** PROMPT **
Leave out the pictures and copy the remaining records exactly.

** MATERIAL FOR THIS EXERCISE **
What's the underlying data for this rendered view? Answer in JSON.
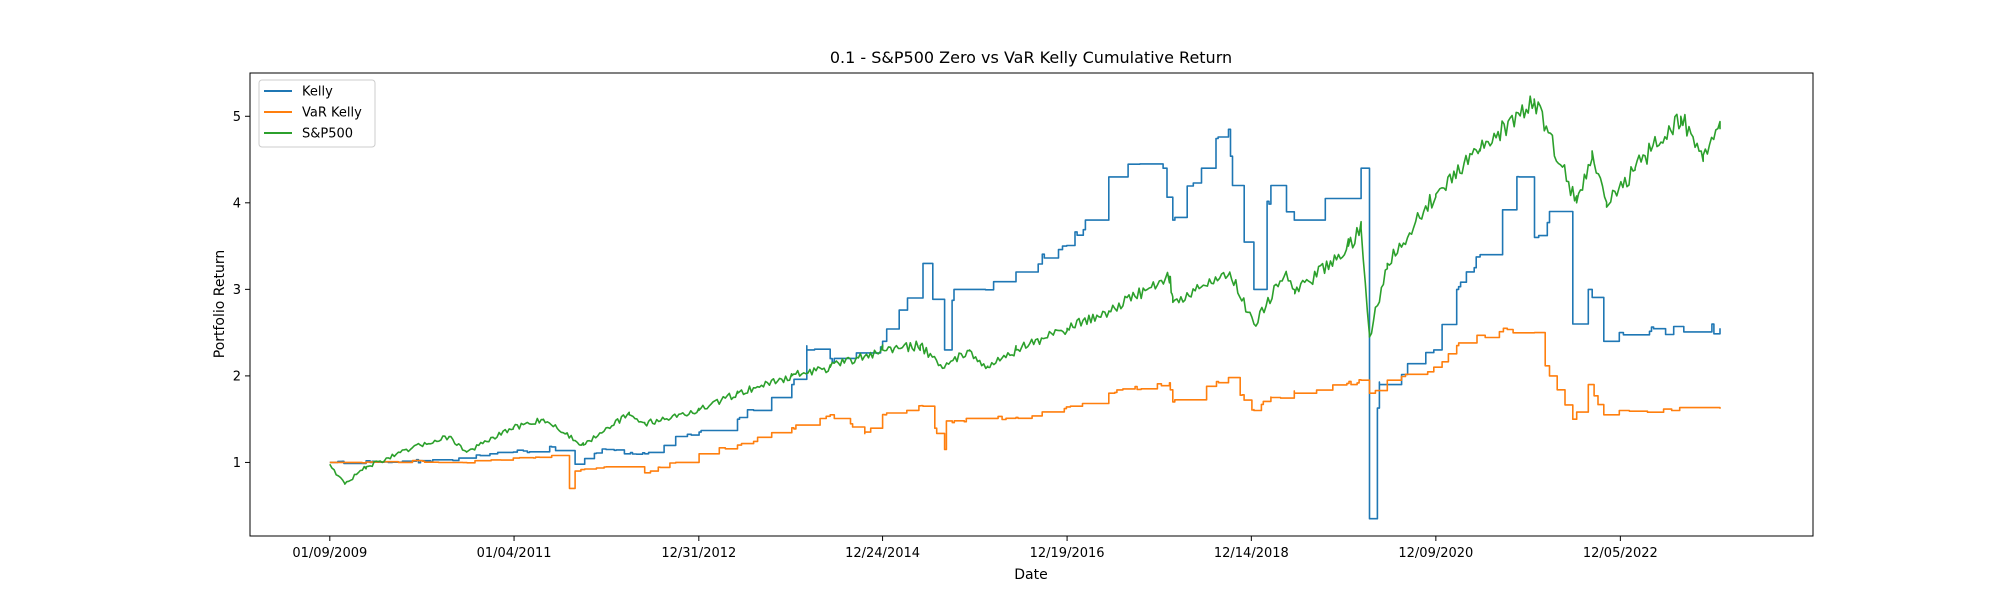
{
  "chart_data": {
    "type": "line",
    "title": "0.1 - S&P500 Zero vs VaR Kelly Cumulative Return",
    "xlabel": "Date",
    "ylabel": "Portfolio Return",
    "x_ticks": [
      "01/09/2009",
      "01/04/2011",
      "12/31/2012",
      "12/24/2014",
      "12/19/2016",
      "12/14/2018",
      "12/09/2020",
      "12/05/2022"
    ],
    "y_ticks": [
      1,
      2,
      3,
      4,
      5
    ],
    "xlim": [
      "2008-03-01",
      "2025-01-01"
    ],
    "ylim": [
      0.15,
      5.5
    ],
    "grid": false,
    "legend_position": "top-left",
    "series": [
      {
        "name": "Kelly",
        "color": "#1f77b4",
        "points": [
          [
            "2009-01-09",
            1.0
          ],
          [
            "2010-01-01",
            1.02
          ],
          [
            "2010-06-01",
            1.05
          ],
          [
            "2010-10-01",
            1.1
          ],
          [
            "2011-01-01",
            1.12
          ],
          [
            "2011-06-01",
            1.18
          ],
          [
            "2011-09-01",
            0.98
          ],
          [
            "2012-01-01",
            1.15
          ],
          [
            "2012-06-01",
            1.1
          ],
          [
            "2012-10-01",
            1.3
          ],
          [
            "2013-01-01",
            1.35
          ],
          [
            "2013-06-01",
            1.5
          ],
          [
            "2014-01-01",
            1.9
          ],
          [
            "2014-03-01",
            2.3
          ],
          [
            "2014-06-01",
            2.2
          ],
          [
            "2014-12-24",
            2.4
          ],
          [
            "2015-04-01",
            2.9
          ],
          [
            "2015-06-01",
            3.3
          ],
          [
            "2015-08-25",
            2.3
          ],
          [
            "2015-10-01",
            3.0
          ],
          [
            "2016-01-01",
            3.0
          ],
          [
            "2016-06-01",
            3.2
          ],
          [
            "2016-12-01",
            3.5
          ],
          [
            "2017-03-01",
            3.8
          ],
          [
            "2017-06-01",
            4.3
          ],
          [
            "2017-10-01",
            4.45
          ],
          [
            "2018-01-01",
            4.4
          ],
          [
            "2018-02-08",
            3.8
          ],
          [
            "2018-06-01",
            4.4
          ],
          [
            "2018-09-15",
            4.85
          ],
          [
            "2018-10-01",
            4.2
          ],
          [
            "2018-12-24",
            3.0
          ],
          [
            "2019-03-01",
            4.2
          ],
          [
            "2019-06-01",
            3.8
          ],
          [
            "2019-10-01",
            4.05
          ],
          [
            "2020-02-19",
            4.4
          ],
          [
            "2020-03-23",
            0.35
          ],
          [
            "2020-05-01",
            1.9
          ],
          [
            "2020-12-01",
            2.3
          ],
          [
            "2021-03-01",
            3.0
          ],
          [
            "2021-06-01",
            3.4
          ],
          [
            "2021-11-01",
            4.3
          ],
          [
            "2022-01-01",
            3.6
          ],
          [
            "2022-03-01",
            3.9
          ],
          [
            "2022-06-01",
            2.6
          ],
          [
            "2022-08-01",
            3.0
          ],
          [
            "2022-10-01",
            2.4
          ],
          [
            "2022-12-01",
            2.5
          ],
          [
            "2024-01-01",
            2.55
          ]
        ]
      },
      {
        "name": "VaR Kelly",
        "color": "#ff7f0e",
        "points": [
          [
            "2009-01-09",
            1.0
          ],
          [
            "2010-01-01",
            1.02
          ],
          [
            "2010-06-01",
            1.0
          ],
          [
            "2011-01-01",
            1.05
          ],
          [
            "2011-06-01",
            1.08
          ],
          [
            "2011-08-10",
            0.7
          ],
          [
            "2011-09-01",
            0.9
          ],
          [
            "2012-01-01",
            0.95
          ],
          [
            "2012-06-01",
            0.88
          ],
          [
            "2012-10-01",
            1.0
          ],
          [
            "2013-01-01",
            1.1
          ],
          [
            "2013-06-01",
            1.2
          ],
          [
            "2014-01-01",
            1.4
          ],
          [
            "2014-06-01",
            1.55
          ],
          [
            "2014-10-15",
            1.35
          ],
          [
            "2015-01-01",
            1.55
          ],
          [
            "2015-06-01",
            1.65
          ],
          [
            "2015-08-25",
            1.15
          ],
          [
            "2015-09-01",
            1.48
          ],
          [
            "2016-06-01",
            1.52
          ],
          [
            "2017-01-01",
            1.65
          ],
          [
            "2017-06-01",
            1.8
          ],
          [
            "2018-01-26",
            1.92
          ],
          [
            "2018-02-08",
            1.7
          ],
          [
            "2018-09-15",
            1.98
          ],
          [
            "2018-12-24",
            1.6
          ],
          [
            "2019-03-01",
            1.75
          ],
          [
            "2019-06-01",
            1.8
          ],
          [
            "2020-02-19",
            1.95
          ],
          [
            "2020-03-23",
            1.8
          ],
          [
            "2020-06-01",
            1.95
          ],
          [
            "2020-12-01",
            2.1
          ],
          [
            "2021-03-01",
            2.35
          ],
          [
            "2021-09-01",
            2.55
          ],
          [
            "2022-01-01",
            2.5
          ],
          [
            "2022-03-01",
            2.0
          ],
          [
            "2022-06-01",
            1.5
          ],
          [
            "2022-08-01",
            1.9
          ],
          [
            "2022-10-01",
            1.55
          ],
          [
            "2022-12-01",
            1.6
          ],
          [
            "2024-01-01",
            1.62
          ]
        ]
      },
      {
        "name": "S&P500",
        "color": "#2ca02c",
        "points": [
          [
            "2009-01-09",
            0.98
          ],
          [
            "2009-03-09",
            0.75
          ],
          [
            "2009-06-01",
            0.95
          ],
          [
            "2010-01-01",
            1.2
          ],
          [
            "2010-04-23",
            1.3
          ],
          [
            "2010-07-01",
            1.12
          ],
          [
            "2011-01-01",
            1.4
          ],
          [
            "2011-04-29",
            1.5
          ],
          [
            "2011-10-03",
            1.2
          ],
          [
            "2012-01-01",
            1.4
          ],
          [
            "2012-04-01",
            1.55
          ],
          [
            "2012-06-01",
            1.45
          ],
          [
            "2012-12-31",
            1.6
          ],
          [
            "2013-06-01",
            1.8
          ],
          [
            "2013-12-31",
            2.0
          ],
          [
            "2014-06-01",
            2.1
          ],
          [
            "2014-12-24",
            2.3
          ],
          [
            "2015-05-21",
            2.35
          ],
          [
            "2015-08-25",
            2.1
          ],
          [
            "2015-12-01",
            2.3
          ],
          [
            "2016-02-11",
            2.1
          ],
          [
            "2016-06-01",
            2.3
          ],
          [
            "2016-12-19",
            2.55
          ],
          [
            "2017-06-01",
            2.75
          ],
          [
            "2018-01-26",
            3.15
          ],
          [
            "2018-02-08",
            2.85
          ],
          [
            "2018-09-20",
            3.2
          ],
          [
            "2018-12-24",
            2.6
          ],
          [
            "2019-04-30",
            3.2
          ],
          [
            "2019-06-03",
            2.95
          ],
          [
            "2019-12-31",
            3.5
          ],
          [
            "2020-02-19",
            3.7
          ],
          [
            "2020-03-23",
            2.45
          ],
          [
            "2020-06-01",
            3.3
          ],
          [
            "2020-12-09",
            4.1
          ],
          [
            "2021-06-01",
            4.6
          ],
          [
            "2021-12-31",
            5.2
          ],
          [
            "2022-06-16",
            4.0
          ],
          [
            "2022-08-16",
            4.6
          ],
          [
            "2022-10-12",
            3.95
          ],
          [
            "2023-02-01",
            4.4
          ],
          [
            "2023-07-31",
            5.0
          ],
          [
            "2023-10-27",
            4.55
          ],
          [
            "2024-01-01",
            4.85
          ]
        ]
      }
    ]
  }
}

** EXERCISE ANSWER **
What's the underlying data for this rendered view? Answer in JSON.
{
  "chart_data": {
    "type": "line",
    "title": "0.1 - S&P500 Zero vs VaR Kelly Cumulative Return",
    "xlabel": "Date",
    "ylabel": "Portfolio Return",
    "x_ticks": [
      "01/09/2009",
      "01/04/2011",
      "12/31/2012",
      "12/24/2014",
      "12/19/2016",
      "12/14/2018",
      "12/09/2020",
      "12/05/2022"
    ],
    "y_ticks": [
      1,
      2,
      3,
      4,
      5
    ],
    "xlim": [
      "2008-03-01",
      "2025-01-01"
    ],
    "ylim": [
      0.15,
      5.5
    ],
    "grid": false,
    "legend_position": "top-left",
    "series": [
      {
        "name": "Kelly",
        "color": "#1f77b4",
        "points": [
          [
            "2009-01-09",
            1.0
          ],
          [
            "2010-01-01",
            1.02
          ],
          [
            "2010-06-01",
            1.05
          ],
          [
            "2010-10-01",
            1.1
          ],
          [
            "2011-01-01",
            1.12
          ],
          [
            "2011-06-01",
            1.18
          ],
          [
            "2011-09-01",
            0.98
          ],
          [
            "2012-01-01",
            1.15
          ],
          [
            "2012-06-01",
            1.1
          ],
          [
            "2012-10-01",
            1.3
          ],
          [
            "2013-01-01",
            1.35
          ],
          [
            "2013-06-01",
            1.5
          ],
          [
            "2014-01-01",
            1.9
          ],
          [
            "2014-03-01",
            2.3
          ],
          [
            "2014-06-01",
            2.2
          ],
          [
            "2014-12-24",
            2.4
          ],
          [
            "2015-04-01",
            2.9
          ],
          [
            "2015-06-01",
            3.3
          ],
          [
            "2015-08-25",
            2.3
          ],
          [
            "2015-10-01",
            3.0
          ],
          [
            "2016-01-01",
            3.0
          ],
          [
            "2016-06-01",
            3.2
          ],
          [
            "2016-12-01",
            3.5
          ],
          [
            "2017-03-01",
            3.8
          ],
          [
            "2017-06-01",
            4.3
          ],
          [
            "2017-10-01",
            4.45
          ],
          [
            "2018-01-01",
            4.4
          ],
          [
            "2018-02-08",
            3.8
          ],
          [
            "2018-06-01",
            4.4
          ],
          [
            "2018-09-15",
            4.85
          ],
          [
            "2018-10-01",
            4.2
          ],
          [
            "2018-12-24",
            3.0
          ],
          [
            "2019-03-01",
            4.2
          ],
          [
            "2019-06-01",
            3.8
          ],
          [
            "2019-10-01",
            4.05
          ],
          [
            "2020-02-19",
            4.4
          ],
          [
            "2020-03-23",
            0.35
          ],
          [
            "2020-05-01",
            1.9
          ],
          [
            "2020-12-01",
            2.3
          ],
          [
            "2021-03-01",
            3.0
          ],
          [
            "2021-06-01",
            3.4
          ],
          [
            "2021-11-01",
            4.3
          ],
          [
            "2022-01-01",
            3.6
          ],
          [
            "2022-03-01",
            3.9
          ],
          [
            "2022-06-01",
            2.6
          ],
          [
            "2022-08-01",
            3.0
          ],
          [
            "2022-10-01",
            2.4
          ],
          [
            "2022-12-01",
            2.5
          ],
          [
            "2024-01-01",
            2.55
          ]
        ]
      },
      {
        "name": "VaR Kelly",
        "color": "#ff7f0e",
        "points": [
          [
            "2009-01-09",
            1.0
          ],
          [
            "2010-01-01",
            1.02
          ],
          [
            "2010-06-01",
            1.0
          ],
          [
            "2011-01-01",
            1.05
          ],
          [
            "2011-06-01",
            1.08
          ],
          [
            "2011-08-10",
            0.7
          ],
          [
            "2011-09-01",
            0.9
          ],
          [
            "2012-01-01",
            0.95
          ],
          [
            "2012-06-01",
            0.88
          ],
          [
            "2012-10-01",
            1.0
          ],
          [
            "2013-01-01",
            1.1
          ],
          [
            "2013-06-01",
            1.2
          ],
          [
            "2014-01-01",
            1.4
          ],
          [
            "2014-06-01",
            1.55
          ],
          [
            "2014-10-15",
            1.35
          ],
          [
            "2015-01-01",
            1.55
          ],
          [
            "2015-06-01",
            1.65
          ],
          [
            "2015-08-25",
            1.15
          ],
          [
            "2015-09-01",
            1.48
          ],
          [
            "2016-06-01",
            1.52
          ],
          [
            "2017-01-01",
            1.65
          ],
          [
            "2017-06-01",
            1.8
          ],
          [
            "2018-01-26",
            1.92
          ],
          [
            "2018-02-08",
            1.7
          ],
          [
            "2018-09-15",
            1.98
          ],
          [
            "2018-12-24",
            1.6
          ],
          [
            "2019-03-01",
            1.75
          ],
          [
            "2019-06-01",
            1.8
          ],
          [
            "2020-02-19",
            1.95
          ],
          [
            "2020-03-23",
            1.8
          ],
          [
            "2020-06-01",
            1.95
          ],
          [
            "2020-12-01",
            2.1
          ],
          [
            "2021-03-01",
            2.35
          ],
          [
            "2021-09-01",
            2.55
          ],
          [
            "2022-01-01",
            2.5
          ],
          [
            "2022-03-01",
            2.0
          ],
          [
            "2022-06-01",
            1.5
          ],
          [
            "2022-08-01",
            1.9
          ],
          [
            "2022-10-01",
            1.55
          ],
          [
            "2022-12-01",
            1.6
          ],
          [
            "2024-01-01",
            1.62
          ]
        ]
      },
      {
        "name": "S&P500",
        "color": "#2ca02c",
        "points": [
          [
            "2009-01-09",
            0.98
          ],
          [
            "2009-03-09",
            0.75
          ],
          [
            "2009-06-01",
            0.95
          ],
          [
            "2010-01-01",
            1.2
          ],
          [
            "2010-04-23",
            1.3
          ],
          [
            "2010-07-01",
            1.12
          ],
          [
            "2011-01-01",
            1.4
          ],
          [
            "2011-04-29",
            1.5
          ],
          [
            "2011-10-03",
            1.2
          ],
          [
            "2012-01-01",
            1.4
          ],
          [
            "2012-04-01",
            1.55
          ],
          [
            "2012-06-01",
            1.45
          ],
          [
            "2012-12-31",
            1.6
          ],
          [
            "2013-06-01",
            1.8
          ],
          [
            "2013-12-31",
            2.0
          ],
          [
            "2014-06-01",
            2.1
          ],
          [
            "2014-12-24",
            2.3
          ],
          [
            "2015-05-21",
            2.35
          ],
          [
            "2015-08-25",
            2.1
          ],
          [
            "2015-12-01",
            2.3
          ],
          [
            "2016-02-11",
            2.1
          ],
          [
            "2016-06-01",
            2.3
          ],
          [
            "2016-12-19",
            2.55
          ],
          [
            "2017-06-01",
            2.75
          ],
          [
            "2018-01-26",
            3.15
          ],
          [
            "2018-02-08",
            2.85
          ],
          [
            "2018-09-20",
            3.2
          ],
          [
            "2018-12-24",
            2.6
          ],
          [
            "2019-04-30",
            3.2
          ],
          [
            "2019-06-03",
            2.95
          ],
          [
            "2019-12-31",
            3.5
          ],
          [
            "2020-02-19",
            3.7
          ],
          [
            "2020-03-23",
            2.45
          ],
          [
            "2020-06-01",
            3.3
          ],
          [
            "2020-12-09",
            4.1
          ],
          [
            "2021-06-01",
            4.6
          ],
          [
            "2021-12-31",
            5.2
          ],
          [
            "2022-06-16",
            4.0
          ],
          [
            "2022-08-16",
            4.6
          ],
          [
            "2022-10-12",
            3.95
          ],
          [
            "2023-02-01",
            4.4
          ],
          [
            "2023-07-31",
            5.0
          ],
          [
            "2023-10-27",
            4.55
          ],
          [
            "2024-01-01",
            4.85
          ]
        ]
      }
    ]
  }
}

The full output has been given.